— JOB —
Report the number of lines containing "screenshot", with no other words.

Extracted records:
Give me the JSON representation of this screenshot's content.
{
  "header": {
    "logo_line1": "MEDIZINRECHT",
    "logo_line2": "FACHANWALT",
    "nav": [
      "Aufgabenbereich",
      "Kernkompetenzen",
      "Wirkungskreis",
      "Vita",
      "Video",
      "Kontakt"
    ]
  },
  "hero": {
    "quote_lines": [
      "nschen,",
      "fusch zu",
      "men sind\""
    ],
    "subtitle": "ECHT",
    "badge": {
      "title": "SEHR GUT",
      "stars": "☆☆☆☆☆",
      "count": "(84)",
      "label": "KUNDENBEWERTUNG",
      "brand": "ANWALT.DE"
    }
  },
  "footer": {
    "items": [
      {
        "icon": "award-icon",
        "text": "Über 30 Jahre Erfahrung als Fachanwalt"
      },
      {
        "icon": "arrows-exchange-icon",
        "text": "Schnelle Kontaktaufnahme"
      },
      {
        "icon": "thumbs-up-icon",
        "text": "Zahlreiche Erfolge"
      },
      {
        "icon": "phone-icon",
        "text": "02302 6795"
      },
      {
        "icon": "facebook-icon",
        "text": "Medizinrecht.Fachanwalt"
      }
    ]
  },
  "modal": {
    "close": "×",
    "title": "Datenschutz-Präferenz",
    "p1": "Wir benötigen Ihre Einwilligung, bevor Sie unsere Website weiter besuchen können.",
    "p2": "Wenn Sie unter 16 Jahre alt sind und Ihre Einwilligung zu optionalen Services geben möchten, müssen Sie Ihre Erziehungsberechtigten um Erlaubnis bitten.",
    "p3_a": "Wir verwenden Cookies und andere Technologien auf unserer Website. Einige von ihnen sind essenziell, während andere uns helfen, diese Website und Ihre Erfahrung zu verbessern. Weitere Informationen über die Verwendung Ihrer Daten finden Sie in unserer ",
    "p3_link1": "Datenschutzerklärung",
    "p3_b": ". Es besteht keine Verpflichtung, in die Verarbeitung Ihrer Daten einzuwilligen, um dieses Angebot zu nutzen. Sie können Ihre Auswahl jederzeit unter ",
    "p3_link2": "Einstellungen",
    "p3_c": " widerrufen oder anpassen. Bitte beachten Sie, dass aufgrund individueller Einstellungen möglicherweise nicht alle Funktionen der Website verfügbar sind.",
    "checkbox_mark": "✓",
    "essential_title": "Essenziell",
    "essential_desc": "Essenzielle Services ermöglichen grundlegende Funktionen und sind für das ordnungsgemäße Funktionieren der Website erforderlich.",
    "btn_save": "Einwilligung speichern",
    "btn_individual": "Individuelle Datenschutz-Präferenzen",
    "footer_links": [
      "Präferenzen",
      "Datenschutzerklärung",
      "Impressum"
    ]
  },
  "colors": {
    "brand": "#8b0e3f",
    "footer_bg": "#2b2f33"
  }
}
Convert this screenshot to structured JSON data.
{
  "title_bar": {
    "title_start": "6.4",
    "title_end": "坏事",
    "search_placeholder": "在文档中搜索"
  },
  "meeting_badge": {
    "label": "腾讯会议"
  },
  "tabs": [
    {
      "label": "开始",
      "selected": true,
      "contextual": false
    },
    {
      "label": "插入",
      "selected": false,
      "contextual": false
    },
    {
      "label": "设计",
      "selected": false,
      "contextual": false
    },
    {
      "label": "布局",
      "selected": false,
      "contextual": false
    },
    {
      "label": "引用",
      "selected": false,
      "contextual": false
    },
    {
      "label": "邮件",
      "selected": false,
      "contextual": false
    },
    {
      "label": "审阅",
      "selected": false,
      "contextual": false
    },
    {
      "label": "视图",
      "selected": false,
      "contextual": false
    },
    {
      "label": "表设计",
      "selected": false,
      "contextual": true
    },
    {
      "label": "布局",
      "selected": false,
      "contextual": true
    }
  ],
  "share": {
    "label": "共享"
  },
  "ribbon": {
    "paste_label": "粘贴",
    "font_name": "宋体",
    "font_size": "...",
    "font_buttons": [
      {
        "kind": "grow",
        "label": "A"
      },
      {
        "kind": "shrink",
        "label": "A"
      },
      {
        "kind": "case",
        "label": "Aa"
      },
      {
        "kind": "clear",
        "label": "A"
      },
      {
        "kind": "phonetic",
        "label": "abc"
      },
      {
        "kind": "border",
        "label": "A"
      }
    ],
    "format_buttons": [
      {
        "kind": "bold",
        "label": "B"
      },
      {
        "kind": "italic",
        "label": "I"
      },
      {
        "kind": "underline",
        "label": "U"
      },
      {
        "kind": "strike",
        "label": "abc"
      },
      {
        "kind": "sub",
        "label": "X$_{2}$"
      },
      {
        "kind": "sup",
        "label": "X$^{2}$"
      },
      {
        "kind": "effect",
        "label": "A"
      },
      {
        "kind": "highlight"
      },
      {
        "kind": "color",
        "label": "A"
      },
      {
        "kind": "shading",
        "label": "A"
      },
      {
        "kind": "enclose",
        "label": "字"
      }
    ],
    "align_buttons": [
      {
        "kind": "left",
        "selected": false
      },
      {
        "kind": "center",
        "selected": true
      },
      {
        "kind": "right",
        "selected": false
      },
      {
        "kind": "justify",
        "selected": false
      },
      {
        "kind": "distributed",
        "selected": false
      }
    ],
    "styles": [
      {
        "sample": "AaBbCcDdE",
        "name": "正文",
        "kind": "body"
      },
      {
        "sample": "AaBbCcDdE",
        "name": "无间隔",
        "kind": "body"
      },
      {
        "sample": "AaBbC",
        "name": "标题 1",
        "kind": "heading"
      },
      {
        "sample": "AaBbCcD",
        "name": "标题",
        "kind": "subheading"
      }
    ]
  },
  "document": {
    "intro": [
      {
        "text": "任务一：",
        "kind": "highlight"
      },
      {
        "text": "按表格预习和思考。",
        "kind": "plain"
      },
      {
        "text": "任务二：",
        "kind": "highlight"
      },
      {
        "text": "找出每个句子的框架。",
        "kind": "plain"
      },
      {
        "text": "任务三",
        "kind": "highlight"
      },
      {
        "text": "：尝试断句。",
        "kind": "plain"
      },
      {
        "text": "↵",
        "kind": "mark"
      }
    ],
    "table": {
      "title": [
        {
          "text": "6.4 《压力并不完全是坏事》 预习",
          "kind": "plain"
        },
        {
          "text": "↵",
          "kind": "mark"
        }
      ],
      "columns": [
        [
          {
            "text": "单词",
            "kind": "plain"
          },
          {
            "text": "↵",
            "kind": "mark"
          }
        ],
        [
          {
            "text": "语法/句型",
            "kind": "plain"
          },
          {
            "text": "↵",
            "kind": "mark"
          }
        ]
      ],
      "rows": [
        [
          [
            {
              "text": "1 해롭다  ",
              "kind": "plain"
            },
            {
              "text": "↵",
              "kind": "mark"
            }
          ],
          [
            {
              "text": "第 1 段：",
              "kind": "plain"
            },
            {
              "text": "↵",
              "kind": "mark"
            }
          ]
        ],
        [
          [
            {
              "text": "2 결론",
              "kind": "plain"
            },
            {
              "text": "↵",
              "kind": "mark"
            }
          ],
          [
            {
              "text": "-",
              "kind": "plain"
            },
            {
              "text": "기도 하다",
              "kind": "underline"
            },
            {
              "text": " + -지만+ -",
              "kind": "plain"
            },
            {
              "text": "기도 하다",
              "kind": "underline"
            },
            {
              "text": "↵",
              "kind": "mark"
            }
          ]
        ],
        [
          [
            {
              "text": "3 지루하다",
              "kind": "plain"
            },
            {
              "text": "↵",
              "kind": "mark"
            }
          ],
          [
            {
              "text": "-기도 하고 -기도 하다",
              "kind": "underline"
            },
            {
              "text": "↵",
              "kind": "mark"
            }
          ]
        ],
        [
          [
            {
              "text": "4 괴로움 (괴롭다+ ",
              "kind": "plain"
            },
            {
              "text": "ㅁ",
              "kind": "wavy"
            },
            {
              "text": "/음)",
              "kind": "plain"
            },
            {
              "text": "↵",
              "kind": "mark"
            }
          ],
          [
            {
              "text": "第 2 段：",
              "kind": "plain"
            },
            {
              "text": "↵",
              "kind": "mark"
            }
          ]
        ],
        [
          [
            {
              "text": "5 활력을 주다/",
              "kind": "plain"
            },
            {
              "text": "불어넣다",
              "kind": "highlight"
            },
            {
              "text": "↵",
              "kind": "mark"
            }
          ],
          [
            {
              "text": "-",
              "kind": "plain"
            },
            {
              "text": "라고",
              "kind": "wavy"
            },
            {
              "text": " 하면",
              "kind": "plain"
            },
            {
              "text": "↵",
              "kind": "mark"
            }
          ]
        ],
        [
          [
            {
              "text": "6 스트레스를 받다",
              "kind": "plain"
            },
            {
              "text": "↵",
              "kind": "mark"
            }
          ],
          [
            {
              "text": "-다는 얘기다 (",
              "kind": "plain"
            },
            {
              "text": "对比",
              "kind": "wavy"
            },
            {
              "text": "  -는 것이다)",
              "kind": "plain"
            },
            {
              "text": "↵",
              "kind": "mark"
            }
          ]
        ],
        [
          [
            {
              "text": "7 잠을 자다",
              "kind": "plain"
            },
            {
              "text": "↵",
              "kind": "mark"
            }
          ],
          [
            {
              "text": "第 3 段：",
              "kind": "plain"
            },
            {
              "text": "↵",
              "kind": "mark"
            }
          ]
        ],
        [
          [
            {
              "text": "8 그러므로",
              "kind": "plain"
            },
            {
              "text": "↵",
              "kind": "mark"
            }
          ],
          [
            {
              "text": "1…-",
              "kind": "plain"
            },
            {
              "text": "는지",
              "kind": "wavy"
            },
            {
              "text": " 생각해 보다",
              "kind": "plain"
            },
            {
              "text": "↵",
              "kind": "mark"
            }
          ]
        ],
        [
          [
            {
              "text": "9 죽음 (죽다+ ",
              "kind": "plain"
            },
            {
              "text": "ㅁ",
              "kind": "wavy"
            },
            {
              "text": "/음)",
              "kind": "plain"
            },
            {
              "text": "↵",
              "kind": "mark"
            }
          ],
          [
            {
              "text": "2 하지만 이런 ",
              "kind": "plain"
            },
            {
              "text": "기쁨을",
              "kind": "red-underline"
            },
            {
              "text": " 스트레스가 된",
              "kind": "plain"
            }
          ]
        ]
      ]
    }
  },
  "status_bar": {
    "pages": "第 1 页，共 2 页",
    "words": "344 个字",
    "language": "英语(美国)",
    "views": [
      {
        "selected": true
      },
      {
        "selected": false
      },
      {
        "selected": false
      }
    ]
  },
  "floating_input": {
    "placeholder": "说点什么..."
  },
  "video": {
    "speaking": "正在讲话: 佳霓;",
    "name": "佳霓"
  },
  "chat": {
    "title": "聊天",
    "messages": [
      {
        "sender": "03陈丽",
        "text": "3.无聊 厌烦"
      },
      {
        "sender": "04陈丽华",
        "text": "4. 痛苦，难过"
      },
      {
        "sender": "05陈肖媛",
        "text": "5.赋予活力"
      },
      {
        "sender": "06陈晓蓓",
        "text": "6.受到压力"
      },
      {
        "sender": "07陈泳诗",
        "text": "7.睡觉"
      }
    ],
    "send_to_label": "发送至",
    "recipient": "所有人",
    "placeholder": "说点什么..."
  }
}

— FINAL RESULT —
2